» What needs to be done:
Copy the listing lines from the line containing "sort-bar: 排序方式 最早回复 bbox=[0, 194, 720, 279]" up to and including the line containing "home-icon[interactable] bbox=[330, 1552, 366, 1588]", replacing "thumbs-up-icon" with "like-icon" and leaving everything else unchanged.
** START OF Records to use **
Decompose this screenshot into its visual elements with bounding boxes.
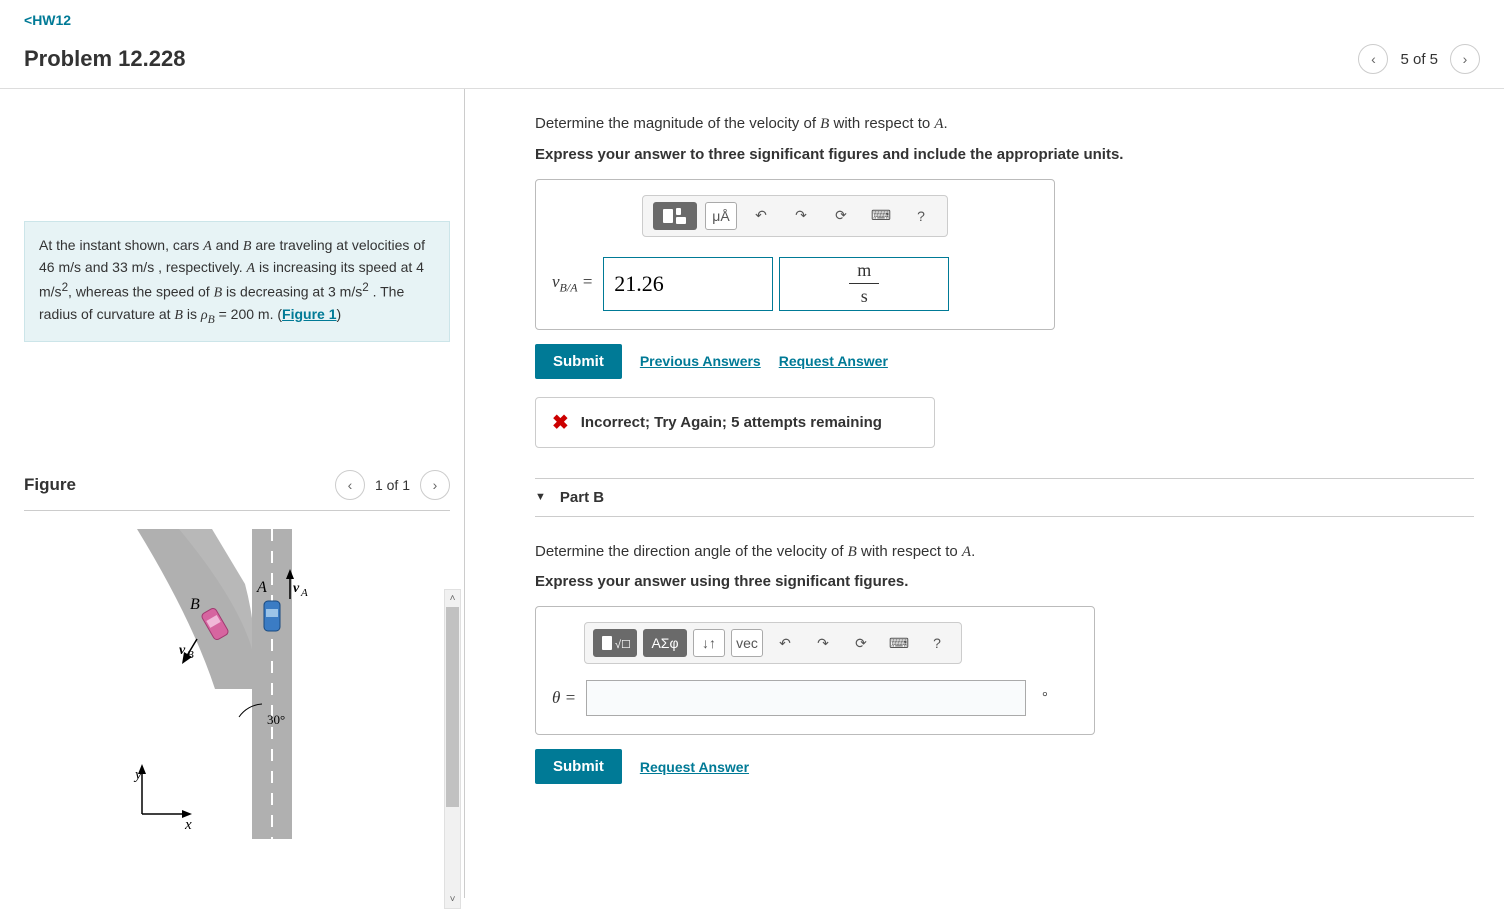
units-button[interactable]: μÅ [705,202,737,230]
part-a-previous-answers-link[interactable]: Previous Answers [640,353,761,369]
next-problem-button[interactable]: › [1450,44,1480,74]
problem-statement: At the instant shown, cars A and B are t… [24,221,450,342]
keyboard-icon[interactable]: ⌨ [883,629,915,657]
svg-text:A: A [256,579,267,596]
scroll-down-icon[interactable]: ˅ [445,891,460,908]
part-a-toolbar: μÅ ↶ ↷ ⟳ ⌨ ? [642,195,948,237]
svg-text:B: B [187,649,194,661]
figure-position: 1 of 1 [375,477,410,493]
left-scrollbar[interactable]: ˄ ˅ [444,589,461,909]
svg-text:v: v [179,643,186,658]
scroll-thumb[interactable] [446,607,459,807]
part-b-request-answer-link[interactable]: Request Answer [640,759,749,775]
reset-icon[interactable]: ⟳ [845,629,877,657]
part-a-feedback: ✖ Incorrect; Try Again; 5 attempts remai… [535,397,935,448]
keyboard-icon[interactable]: ⌨ [865,202,897,230]
part-b-variable: θ = [548,688,580,708]
part-a-question: Determine the magnitude of the velocity … [535,113,1474,136]
part-a-submit-button[interactable]: Submit [535,344,622,379]
figure-next-button[interactable]: › [420,470,450,500]
part-a-variable: vB/A = [548,272,597,295]
figure-link[interactable]: Figure 1 [282,306,336,322]
back-link[interactable]: <HW12 [24,12,71,28]
part-b-value-input[interactable] [586,680,1026,716]
template-icon[interactable] [653,202,697,230]
problem-position: 5 of 5 [1400,51,1438,68]
part-a-instruction: Express your answer to three significant… [535,146,1474,163]
svg-text:B: B [190,596,200,613]
part-a-request-answer-link[interactable]: Request Answer [779,353,888,369]
svg-text:x: x [184,817,192,833]
part-b-question: Determine the direction angle of the vel… [535,541,1474,564]
reset-icon[interactable]: ⟳ [825,202,857,230]
figure-prev-button[interactable]: ‹ [335,470,365,500]
undo-icon[interactable]: ↶ [769,629,801,657]
svg-text:y: y [133,767,142,783]
part-a-unit-input[interactable]: m s [779,257,949,311]
svg-text:√☐: √☐ [615,639,630,651]
part-a-answer-box: μÅ ↶ ↷ ⟳ ⌨ ? vB/A = m s [535,179,1055,330]
page-title: Problem 12.228 [24,46,185,72]
svg-text:v: v [293,581,300,596]
part-a-value-input[interactable] [603,257,773,311]
part-b-toolbar: √☐ ΑΣφ ↓↑ vec ↶ ↷ ⟳ ⌨ ? [584,622,962,664]
help-icon[interactable]: ? [921,629,953,657]
svg-text:A: A [300,587,308,599]
template-icon[interactable]: √☐ [593,629,637,657]
redo-icon[interactable]: ↷ [785,202,817,230]
redo-icon[interactable]: ↷ [807,629,839,657]
figure-diagram: A v A B v B 30° y x [24,529,450,849]
figure-heading: Figure [24,475,76,495]
undo-icon[interactable]: ↶ [745,202,777,230]
help-icon[interactable]: ? [905,202,937,230]
part-b-unit: ° [1042,690,1048,706]
part-b-answer-box: √☐ ΑΣφ ↓↑ vec ↶ ↷ ⟳ ⌨ ? θ = ° [535,606,1095,735]
part-b-header[interactable]: ▼ Part B [535,478,1474,517]
svg-text:30°: 30° [267,712,285,727]
prev-problem-button[interactable]: ‹ [1358,44,1388,74]
incorrect-icon: ✖ [552,410,569,435]
vec-button[interactable]: vec [731,629,763,657]
part-b-submit-button[interactable]: Submit [535,749,622,784]
collapse-icon: ▼ [535,491,546,503]
symbols-button[interactable]: ΑΣφ [643,629,687,657]
part-b-instruction: Express your answer using three signific… [535,573,1474,590]
arrows-icon[interactable]: ↓↑ [693,629,725,657]
scroll-up-icon[interactable]: ˄ [445,590,460,607]
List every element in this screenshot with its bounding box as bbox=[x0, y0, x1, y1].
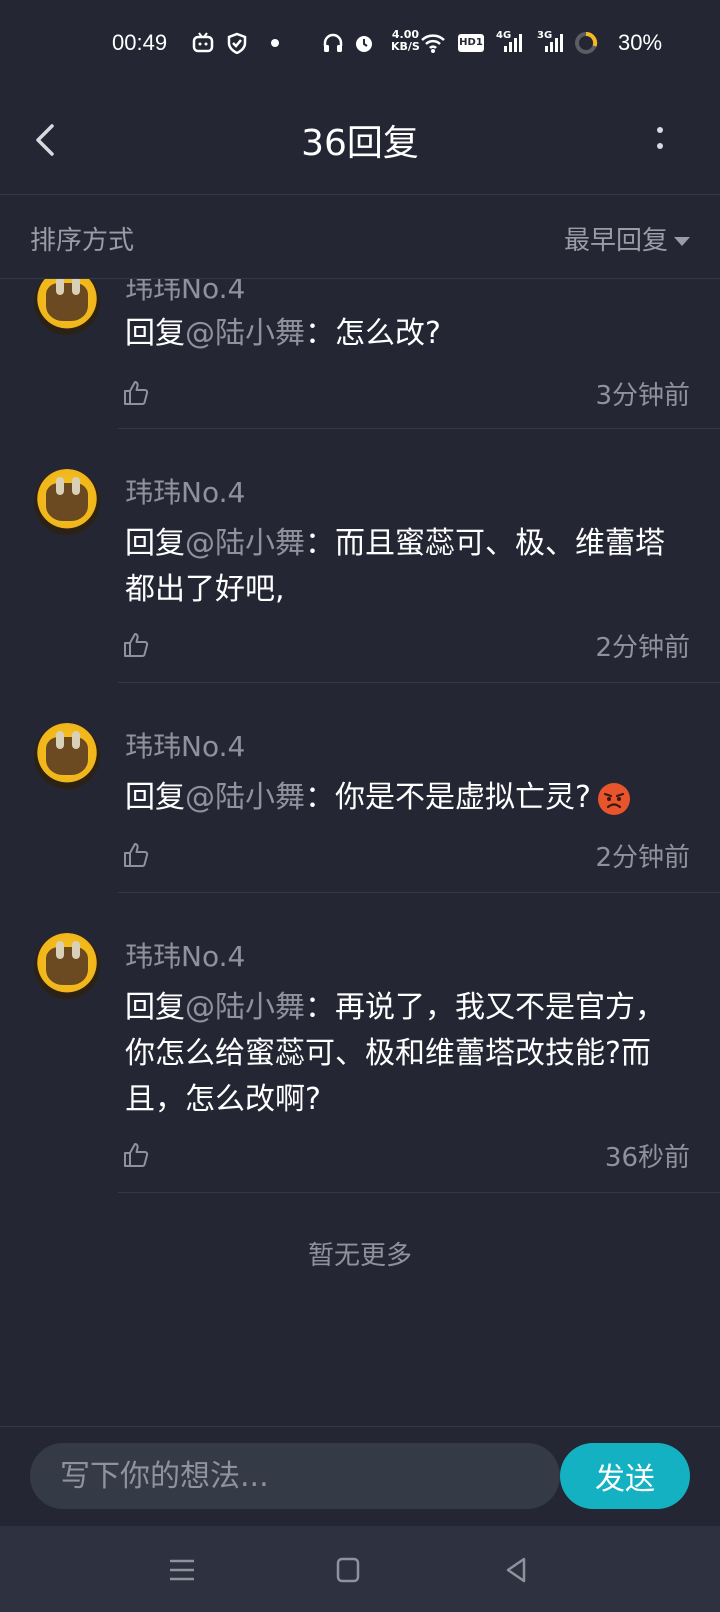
sort-bar: 排序方式 最早回复 bbox=[0, 194, 720, 279]
thumbs-up-icon[interactable] bbox=[122, 841, 150, 869]
mention-link[interactable]: @陆小舞 bbox=[185, 526, 305, 561]
username[interactable]: 玮玮No.4 bbox=[125, 725, 245, 765]
headphones-icon bbox=[323, 33, 343, 52]
reply-prefix: 回复 bbox=[125, 990, 185, 1025]
shield-icon bbox=[227, 32, 247, 54]
status-bar: 00:49 4.00 KB/S HD1 4G 3G 30% bbox=[0, 0, 720, 90]
avatar-figure bbox=[46, 737, 88, 775]
thumbs-up-icon[interactable] bbox=[122, 1141, 150, 1169]
avatar-figure bbox=[46, 483, 88, 521]
home-icon[interactable] bbox=[330, 1552, 366, 1588]
network-speed-unit: KB/S bbox=[391, 40, 420, 53]
avatar[interactable] bbox=[34, 933, 100, 999]
signal-icon bbox=[545, 34, 563, 52]
mention-link[interactable]: @陆小舞 bbox=[185, 780, 305, 815]
battery-percent: 30% bbox=[618, 30, 663, 55]
page-title: 36回复 bbox=[301, 123, 419, 164]
alarm-icon bbox=[356, 36, 372, 52]
reply-item: 玮玮No.4 回复@陆小舞：再说了，我又不是官方，你怎么给蜜蕊可、极和维蕾塔改技… bbox=[0, 893, 720, 1193]
sort-dropdown[interactable]: 最早回复 bbox=[564, 220, 690, 257]
angry-face-emoji bbox=[597, 782, 630, 815]
avatar-horn bbox=[72, 279, 80, 295]
back-nav-icon[interactable] bbox=[498, 1552, 534, 1588]
divider bbox=[118, 1192, 720, 1193]
avatar-figure bbox=[46, 283, 88, 321]
username[interactable]: 玮玮No.4 bbox=[125, 935, 245, 975]
username[interactable]: 玮玮No.4 bbox=[125, 471, 245, 511]
avatar-horn bbox=[56, 279, 64, 295]
caret-down-icon bbox=[674, 237, 690, 246]
hd-icon: HD1 bbox=[458, 34, 484, 52]
thumbs-up-icon[interactable] bbox=[122, 379, 150, 407]
reply-time: 36秒前 bbox=[604, 1143, 690, 1173]
avatar-horn bbox=[72, 941, 80, 959]
avatar[interactable] bbox=[34, 723, 100, 789]
network-speed: 4.00 KB/S bbox=[391, 29, 420, 53]
app-header: 36回复 bbox=[0, 90, 720, 195]
sort-selected-label: 最早回复 bbox=[563, 226, 668, 256]
reply-prefix: 回复 bbox=[125, 780, 185, 815]
status-time: 00:49 bbox=[112, 30, 168, 55]
reply-time: 2分钟前 bbox=[595, 843, 690, 873]
send-button[interactable]: 发送 bbox=[560, 1443, 690, 1509]
reply-prefix: 回复 bbox=[125, 316, 185, 351]
mention-link[interactable]: @陆小舞 bbox=[185, 316, 305, 351]
reply-time: 2分钟前 bbox=[595, 633, 690, 663]
menu-icon[interactable] bbox=[164, 1552, 200, 1588]
composer-bar: 发送 bbox=[0, 1426, 720, 1527]
reply-item: 玮玮No.4 回复@陆小舞：你是不是虚拟亡灵? 2分钟前 bbox=[0, 683, 720, 893]
avatar[interactable] bbox=[34, 279, 100, 335]
reply-text: ：你是不是虚拟亡灵? bbox=[305, 780, 591, 815]
system-nav-bar bbox=[0, 1526, 720, 1612]
reply-prefix: 回复 bbox=[125, 526, 185, 561]
signal-icon bbox=[504, 34, 522, 52]
comment-input[interactable] bbox=[30, 1443, 560, 1509]
sort-label: 排序方式 bbox=[30, 226, 135, 256]
username[interactable]: 玮玮No.4 bbox=[125, 279, 245, 307]
avatar-horn bbox=[72, 477, 80, 495]
reply-content: 回复@陆小舞：怎么改? bbox=[125, 311, 685, 357]
wifi-icon bbox=[421, 34, 445, 53]
dot-icon bbox=[271, 39, 279, 47]
avatar-figure bbox=[46, 947, 88, 985]
reply-content: 回复@陆小舞：而且蜜蕊可、极、维蕾塔都出了好吧, bbox=[125, 521, 685, 613]
tv-icon bbox=[192, 32, 214, 53]
avatar-horn bbox=[72, 731, 80, 749]
avatar[interactable] bbox=[34, 469, 100, 535]
reply-item: 玮玮No.4 回复@陆小舞：怎么改? 3分钟前 bbox=[0, 279, 720, 429]
mention-link[interactable]: @陆小舞 bbox=[185, 990, 305, 1025]
no-more-label: 暂无更多 bbox=[307, 1241, 412, 1271]
avatar-horn bbox=[56, 941, 64, 959]
battery-icon bbox=[575, 31, 598, 54]
reply-time: 3分钟前 bbox=[595, 381, 690, 411]
reply-item: 玮玮No.4 回复@陆小舞：而且蜜蕊可、极、维蕾塔都出了好吧, 2分钟前 bbox=[0, 429, 720, 683]
avatar-horn bbox=[56, 731, 64, 749]
thumbs-up-icon[interactable] bbox=[122, 631, 150, 659]
avatar-horn bbox=[56, 477, 64, 495]
reply-content: 回复@陆小舞：再说了，我又不是官方，你怎么给蜜蕊可、极和维蕾塔改技能?而且，怎么… bbox=[125, 985, 685, 1123]
reply-content: 回复@陆小舞：你是不是虚拟亡灵? bbox=[125, 775, 685, 821]
reply-text: ：怎么改? bbox=[305, 316, 441, 351]
more-menu-button[interactable] bbox=[650, 120, 670, 160]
** END OF Records to use **
» Solution for this problem:
sort-bar: 排序方式 最早回复 bbox=[0, 194, 720, 279]
like-icon[interactable] bbox=[122, 841, 150, 869]
mention-link[interactable]: @陆小舞 bbox=[185, 526, 305, 561]
username[interactable]: 玮玮No.4 bbox=[125, 725, 245, 765]
headphones-icon bbox=[323, 33, 343, 52]
reply-prefix: 回复 bbox=[125, 990, 185, 1025]
shield-icon bbox=[227, 32, 247, 54]
status-bar: 00:49 4.00 KB/S HD1 4G 3G 30% bbox=[0, 0, 720, 90]
avatar-figure bbox=[46, 737, 88, 775]
like-icon[interactable] bbox=[122, 1141, 150, 1169]
avatar-figure bbox=[46, 483, 88, 521]
home-icon[interactable] bbox=[330, 1552, 366, 1588]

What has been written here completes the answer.